Problem to work on.
Where the string "type" occurs in the material below, report the whole line.

[Part of a data file]
____________________
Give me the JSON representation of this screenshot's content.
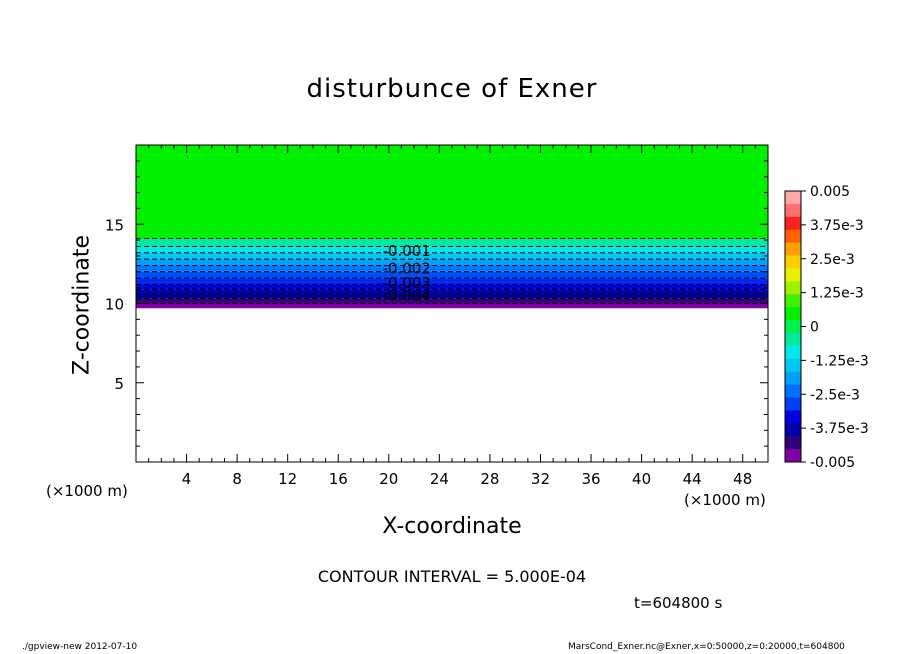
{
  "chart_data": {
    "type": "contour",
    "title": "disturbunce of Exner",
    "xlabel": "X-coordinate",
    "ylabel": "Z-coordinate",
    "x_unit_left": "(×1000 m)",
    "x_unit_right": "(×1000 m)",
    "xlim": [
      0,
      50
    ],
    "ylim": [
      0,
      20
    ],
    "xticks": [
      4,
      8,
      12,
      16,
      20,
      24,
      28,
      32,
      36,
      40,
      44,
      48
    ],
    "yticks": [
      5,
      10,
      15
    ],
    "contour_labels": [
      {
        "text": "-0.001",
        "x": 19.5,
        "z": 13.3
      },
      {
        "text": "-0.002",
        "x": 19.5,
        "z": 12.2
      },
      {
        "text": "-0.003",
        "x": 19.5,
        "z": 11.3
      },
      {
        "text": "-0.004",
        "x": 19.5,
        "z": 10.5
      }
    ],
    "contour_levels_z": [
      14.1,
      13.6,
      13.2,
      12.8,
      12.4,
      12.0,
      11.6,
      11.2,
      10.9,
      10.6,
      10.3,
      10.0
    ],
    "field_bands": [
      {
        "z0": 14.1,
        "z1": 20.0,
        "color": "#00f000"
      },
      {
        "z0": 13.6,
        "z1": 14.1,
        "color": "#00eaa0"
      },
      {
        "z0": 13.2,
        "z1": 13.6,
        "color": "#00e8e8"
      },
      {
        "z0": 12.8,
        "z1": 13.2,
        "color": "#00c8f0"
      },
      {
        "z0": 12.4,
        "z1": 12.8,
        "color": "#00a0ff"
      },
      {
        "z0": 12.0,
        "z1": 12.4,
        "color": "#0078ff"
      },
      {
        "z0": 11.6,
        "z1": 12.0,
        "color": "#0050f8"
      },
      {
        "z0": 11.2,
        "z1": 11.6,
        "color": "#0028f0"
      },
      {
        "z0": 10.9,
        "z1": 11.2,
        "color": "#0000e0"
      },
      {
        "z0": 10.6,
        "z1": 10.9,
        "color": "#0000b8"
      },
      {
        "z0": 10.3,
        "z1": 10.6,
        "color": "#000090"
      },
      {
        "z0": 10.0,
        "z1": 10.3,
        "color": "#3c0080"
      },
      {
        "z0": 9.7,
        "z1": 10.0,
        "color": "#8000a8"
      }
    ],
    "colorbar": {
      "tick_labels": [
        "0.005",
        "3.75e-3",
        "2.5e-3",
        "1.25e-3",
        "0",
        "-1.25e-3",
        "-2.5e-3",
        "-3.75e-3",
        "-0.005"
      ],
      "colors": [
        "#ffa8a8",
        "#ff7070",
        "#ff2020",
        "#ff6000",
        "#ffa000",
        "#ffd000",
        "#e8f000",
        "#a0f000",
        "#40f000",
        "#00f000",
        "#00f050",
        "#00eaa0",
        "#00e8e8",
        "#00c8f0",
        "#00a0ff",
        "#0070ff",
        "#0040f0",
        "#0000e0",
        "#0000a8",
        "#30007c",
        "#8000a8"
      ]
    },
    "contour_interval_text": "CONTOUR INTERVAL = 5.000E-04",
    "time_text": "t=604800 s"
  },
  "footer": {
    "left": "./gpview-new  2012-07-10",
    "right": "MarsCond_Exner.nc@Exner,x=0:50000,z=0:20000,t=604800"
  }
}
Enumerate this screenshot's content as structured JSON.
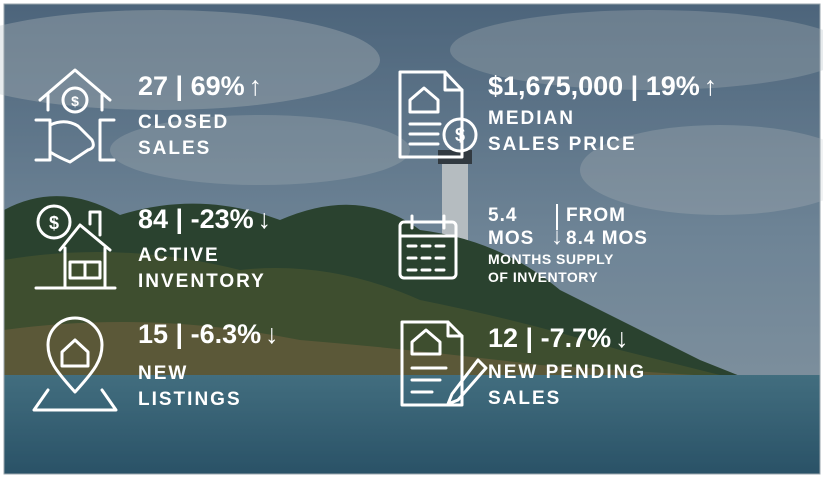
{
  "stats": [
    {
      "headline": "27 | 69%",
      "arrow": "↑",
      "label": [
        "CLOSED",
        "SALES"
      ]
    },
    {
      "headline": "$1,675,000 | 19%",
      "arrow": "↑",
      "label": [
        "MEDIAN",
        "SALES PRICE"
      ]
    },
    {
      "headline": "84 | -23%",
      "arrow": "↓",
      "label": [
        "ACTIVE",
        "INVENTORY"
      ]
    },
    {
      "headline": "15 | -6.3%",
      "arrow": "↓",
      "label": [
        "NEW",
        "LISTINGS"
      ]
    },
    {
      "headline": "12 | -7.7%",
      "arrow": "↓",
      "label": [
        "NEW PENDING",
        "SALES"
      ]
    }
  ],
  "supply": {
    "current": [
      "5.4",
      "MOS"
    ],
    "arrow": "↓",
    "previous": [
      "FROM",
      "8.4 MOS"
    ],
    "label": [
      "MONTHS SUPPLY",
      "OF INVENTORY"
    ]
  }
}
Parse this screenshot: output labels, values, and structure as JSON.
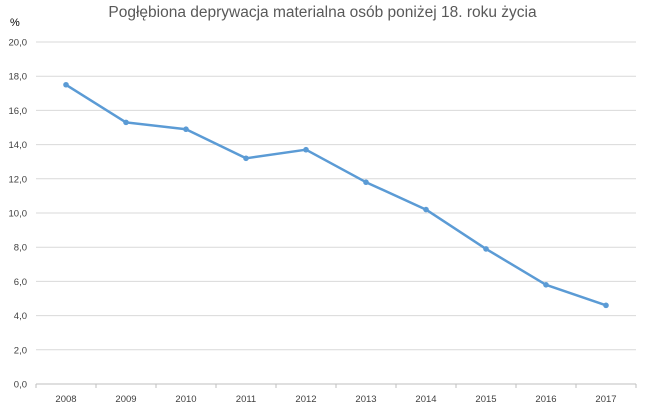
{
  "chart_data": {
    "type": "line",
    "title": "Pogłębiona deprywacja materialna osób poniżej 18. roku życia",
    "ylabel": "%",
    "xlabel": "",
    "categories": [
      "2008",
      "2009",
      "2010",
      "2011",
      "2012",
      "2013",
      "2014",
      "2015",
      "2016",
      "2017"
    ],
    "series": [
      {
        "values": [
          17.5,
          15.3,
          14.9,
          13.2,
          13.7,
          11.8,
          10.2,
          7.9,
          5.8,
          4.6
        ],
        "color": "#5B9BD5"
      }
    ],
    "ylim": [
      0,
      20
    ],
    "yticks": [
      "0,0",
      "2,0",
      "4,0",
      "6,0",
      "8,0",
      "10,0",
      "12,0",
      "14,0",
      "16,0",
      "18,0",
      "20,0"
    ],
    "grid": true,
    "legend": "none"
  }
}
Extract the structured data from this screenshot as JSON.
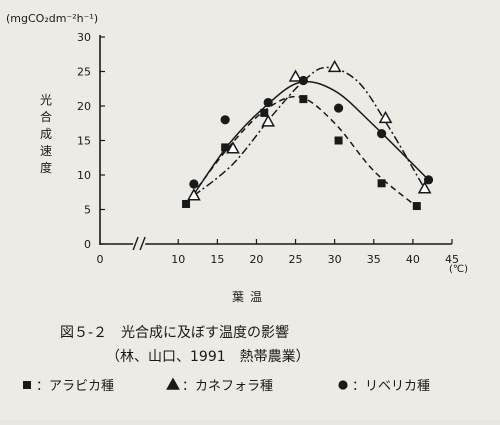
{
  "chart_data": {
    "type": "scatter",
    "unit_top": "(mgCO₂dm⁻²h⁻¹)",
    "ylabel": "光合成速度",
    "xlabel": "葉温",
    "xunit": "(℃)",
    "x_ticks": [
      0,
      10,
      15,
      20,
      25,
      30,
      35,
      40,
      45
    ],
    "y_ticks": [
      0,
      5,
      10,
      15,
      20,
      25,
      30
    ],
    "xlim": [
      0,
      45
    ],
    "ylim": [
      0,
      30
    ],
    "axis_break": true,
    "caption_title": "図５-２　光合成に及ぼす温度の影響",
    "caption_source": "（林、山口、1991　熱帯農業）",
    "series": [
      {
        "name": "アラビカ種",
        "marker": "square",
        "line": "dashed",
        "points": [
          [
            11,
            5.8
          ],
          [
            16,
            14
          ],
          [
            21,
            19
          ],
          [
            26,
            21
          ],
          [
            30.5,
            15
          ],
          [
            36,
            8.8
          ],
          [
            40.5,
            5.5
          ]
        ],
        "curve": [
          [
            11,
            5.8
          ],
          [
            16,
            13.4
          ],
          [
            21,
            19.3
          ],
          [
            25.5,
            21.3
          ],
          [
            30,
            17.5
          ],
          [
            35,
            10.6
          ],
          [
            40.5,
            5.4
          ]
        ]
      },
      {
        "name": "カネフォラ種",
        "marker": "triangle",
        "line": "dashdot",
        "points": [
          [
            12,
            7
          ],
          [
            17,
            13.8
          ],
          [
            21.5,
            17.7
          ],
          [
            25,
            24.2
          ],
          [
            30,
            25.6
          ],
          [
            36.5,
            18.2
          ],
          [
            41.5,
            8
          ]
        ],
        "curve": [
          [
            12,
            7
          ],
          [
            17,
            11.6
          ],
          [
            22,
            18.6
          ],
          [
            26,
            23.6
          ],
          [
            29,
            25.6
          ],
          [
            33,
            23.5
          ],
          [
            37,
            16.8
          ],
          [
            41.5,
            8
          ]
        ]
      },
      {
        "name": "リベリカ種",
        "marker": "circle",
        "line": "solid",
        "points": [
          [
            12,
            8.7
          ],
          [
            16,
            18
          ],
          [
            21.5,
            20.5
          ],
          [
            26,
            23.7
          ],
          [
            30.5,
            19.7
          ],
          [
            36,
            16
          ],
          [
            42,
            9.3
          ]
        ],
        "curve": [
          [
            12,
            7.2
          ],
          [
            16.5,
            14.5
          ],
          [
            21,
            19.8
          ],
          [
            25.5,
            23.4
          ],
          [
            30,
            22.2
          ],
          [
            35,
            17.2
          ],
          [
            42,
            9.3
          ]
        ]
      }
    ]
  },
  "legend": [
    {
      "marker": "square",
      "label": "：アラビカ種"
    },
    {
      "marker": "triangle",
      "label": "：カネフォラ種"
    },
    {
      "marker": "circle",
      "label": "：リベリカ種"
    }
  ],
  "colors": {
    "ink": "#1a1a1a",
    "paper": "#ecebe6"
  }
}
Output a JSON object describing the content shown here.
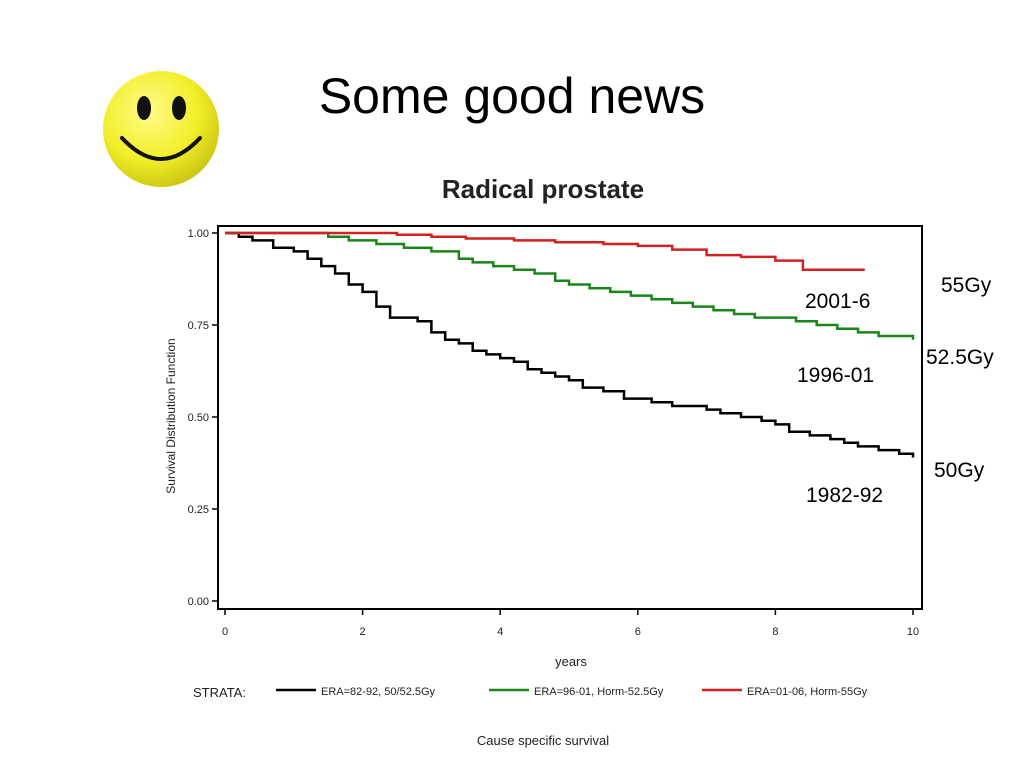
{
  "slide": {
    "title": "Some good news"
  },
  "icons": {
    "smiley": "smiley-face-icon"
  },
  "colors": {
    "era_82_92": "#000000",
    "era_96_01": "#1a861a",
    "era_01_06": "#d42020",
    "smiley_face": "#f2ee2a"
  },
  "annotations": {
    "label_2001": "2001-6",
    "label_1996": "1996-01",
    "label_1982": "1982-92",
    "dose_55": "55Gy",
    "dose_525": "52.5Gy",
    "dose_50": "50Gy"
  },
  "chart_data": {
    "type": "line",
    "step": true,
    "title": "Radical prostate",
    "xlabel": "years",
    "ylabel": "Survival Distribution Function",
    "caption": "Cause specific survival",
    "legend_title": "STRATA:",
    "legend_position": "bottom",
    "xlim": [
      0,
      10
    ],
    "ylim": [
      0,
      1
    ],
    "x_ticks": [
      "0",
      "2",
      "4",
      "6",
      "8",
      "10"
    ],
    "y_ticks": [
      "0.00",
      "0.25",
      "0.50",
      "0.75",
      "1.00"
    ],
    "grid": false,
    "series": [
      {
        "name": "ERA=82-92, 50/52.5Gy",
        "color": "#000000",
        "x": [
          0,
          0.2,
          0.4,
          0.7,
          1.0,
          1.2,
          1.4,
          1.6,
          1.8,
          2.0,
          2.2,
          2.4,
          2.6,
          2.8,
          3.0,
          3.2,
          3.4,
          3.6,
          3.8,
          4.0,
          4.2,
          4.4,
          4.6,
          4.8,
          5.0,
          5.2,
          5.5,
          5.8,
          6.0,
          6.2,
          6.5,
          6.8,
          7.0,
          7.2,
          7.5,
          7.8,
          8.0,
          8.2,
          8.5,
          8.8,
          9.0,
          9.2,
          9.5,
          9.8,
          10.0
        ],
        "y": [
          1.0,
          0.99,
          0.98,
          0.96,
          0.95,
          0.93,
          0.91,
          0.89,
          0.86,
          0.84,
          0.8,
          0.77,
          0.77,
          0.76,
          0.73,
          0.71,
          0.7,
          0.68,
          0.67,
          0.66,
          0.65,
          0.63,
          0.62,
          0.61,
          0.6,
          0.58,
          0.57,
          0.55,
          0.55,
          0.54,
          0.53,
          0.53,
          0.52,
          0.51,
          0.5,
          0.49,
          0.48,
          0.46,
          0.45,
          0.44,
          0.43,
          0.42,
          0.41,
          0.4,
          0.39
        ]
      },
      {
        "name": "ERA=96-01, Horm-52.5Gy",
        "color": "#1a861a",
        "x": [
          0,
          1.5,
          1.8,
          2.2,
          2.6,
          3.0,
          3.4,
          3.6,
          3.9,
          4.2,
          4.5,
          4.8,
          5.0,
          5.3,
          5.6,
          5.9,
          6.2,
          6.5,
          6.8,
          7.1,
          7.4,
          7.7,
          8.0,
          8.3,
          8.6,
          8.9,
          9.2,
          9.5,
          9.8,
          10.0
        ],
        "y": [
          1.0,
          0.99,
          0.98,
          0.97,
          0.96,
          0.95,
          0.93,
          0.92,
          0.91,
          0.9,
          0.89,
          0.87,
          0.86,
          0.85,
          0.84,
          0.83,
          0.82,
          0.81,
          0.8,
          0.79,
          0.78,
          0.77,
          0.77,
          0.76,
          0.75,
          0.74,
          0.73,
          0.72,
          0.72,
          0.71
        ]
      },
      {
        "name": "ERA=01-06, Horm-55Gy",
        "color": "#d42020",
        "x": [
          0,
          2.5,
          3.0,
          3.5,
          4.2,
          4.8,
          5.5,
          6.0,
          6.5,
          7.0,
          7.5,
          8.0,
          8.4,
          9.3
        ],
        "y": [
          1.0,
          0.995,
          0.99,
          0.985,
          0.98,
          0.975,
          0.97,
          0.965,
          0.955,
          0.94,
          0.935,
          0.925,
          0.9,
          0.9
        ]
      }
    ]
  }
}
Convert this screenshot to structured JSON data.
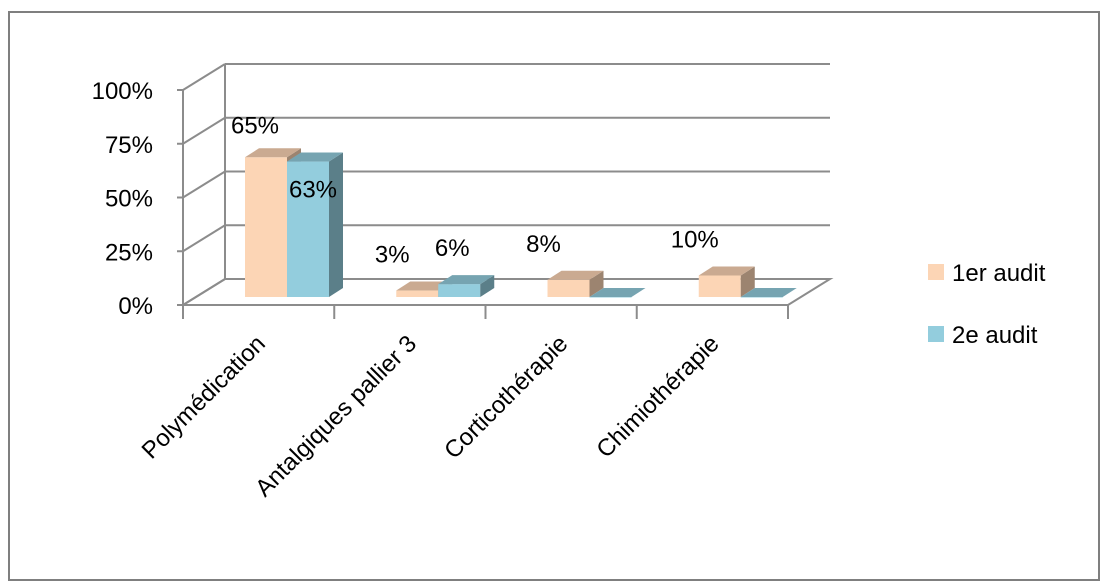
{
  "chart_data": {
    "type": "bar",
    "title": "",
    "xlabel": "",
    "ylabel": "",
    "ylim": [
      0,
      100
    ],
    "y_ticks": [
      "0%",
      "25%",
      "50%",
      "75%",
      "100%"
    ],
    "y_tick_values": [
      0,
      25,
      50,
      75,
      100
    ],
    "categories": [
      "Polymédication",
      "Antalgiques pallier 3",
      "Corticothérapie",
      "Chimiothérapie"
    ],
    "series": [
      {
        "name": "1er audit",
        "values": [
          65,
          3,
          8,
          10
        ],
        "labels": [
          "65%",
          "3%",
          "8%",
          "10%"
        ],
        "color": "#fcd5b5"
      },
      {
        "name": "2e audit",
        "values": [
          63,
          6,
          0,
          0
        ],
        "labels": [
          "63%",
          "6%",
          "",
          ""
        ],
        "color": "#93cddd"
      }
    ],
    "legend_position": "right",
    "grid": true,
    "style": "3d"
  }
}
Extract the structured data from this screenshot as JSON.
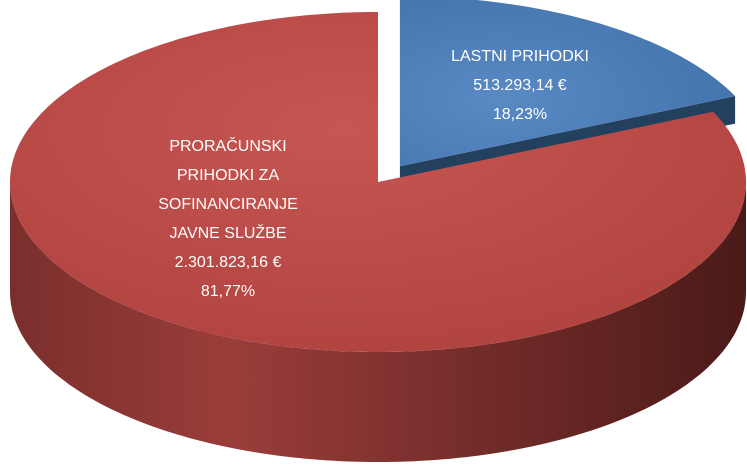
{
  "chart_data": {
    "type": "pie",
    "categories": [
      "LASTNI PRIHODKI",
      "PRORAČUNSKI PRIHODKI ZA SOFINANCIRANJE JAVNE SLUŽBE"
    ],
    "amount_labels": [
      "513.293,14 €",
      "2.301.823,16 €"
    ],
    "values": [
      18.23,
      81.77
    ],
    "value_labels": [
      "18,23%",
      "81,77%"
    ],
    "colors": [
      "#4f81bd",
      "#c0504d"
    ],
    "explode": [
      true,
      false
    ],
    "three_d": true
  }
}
____________________
The response.
    "type": "contour",
    "type": "line",
    "type": "scatter",
    "type": "line",
    "type": "bar",
    "type": "pie",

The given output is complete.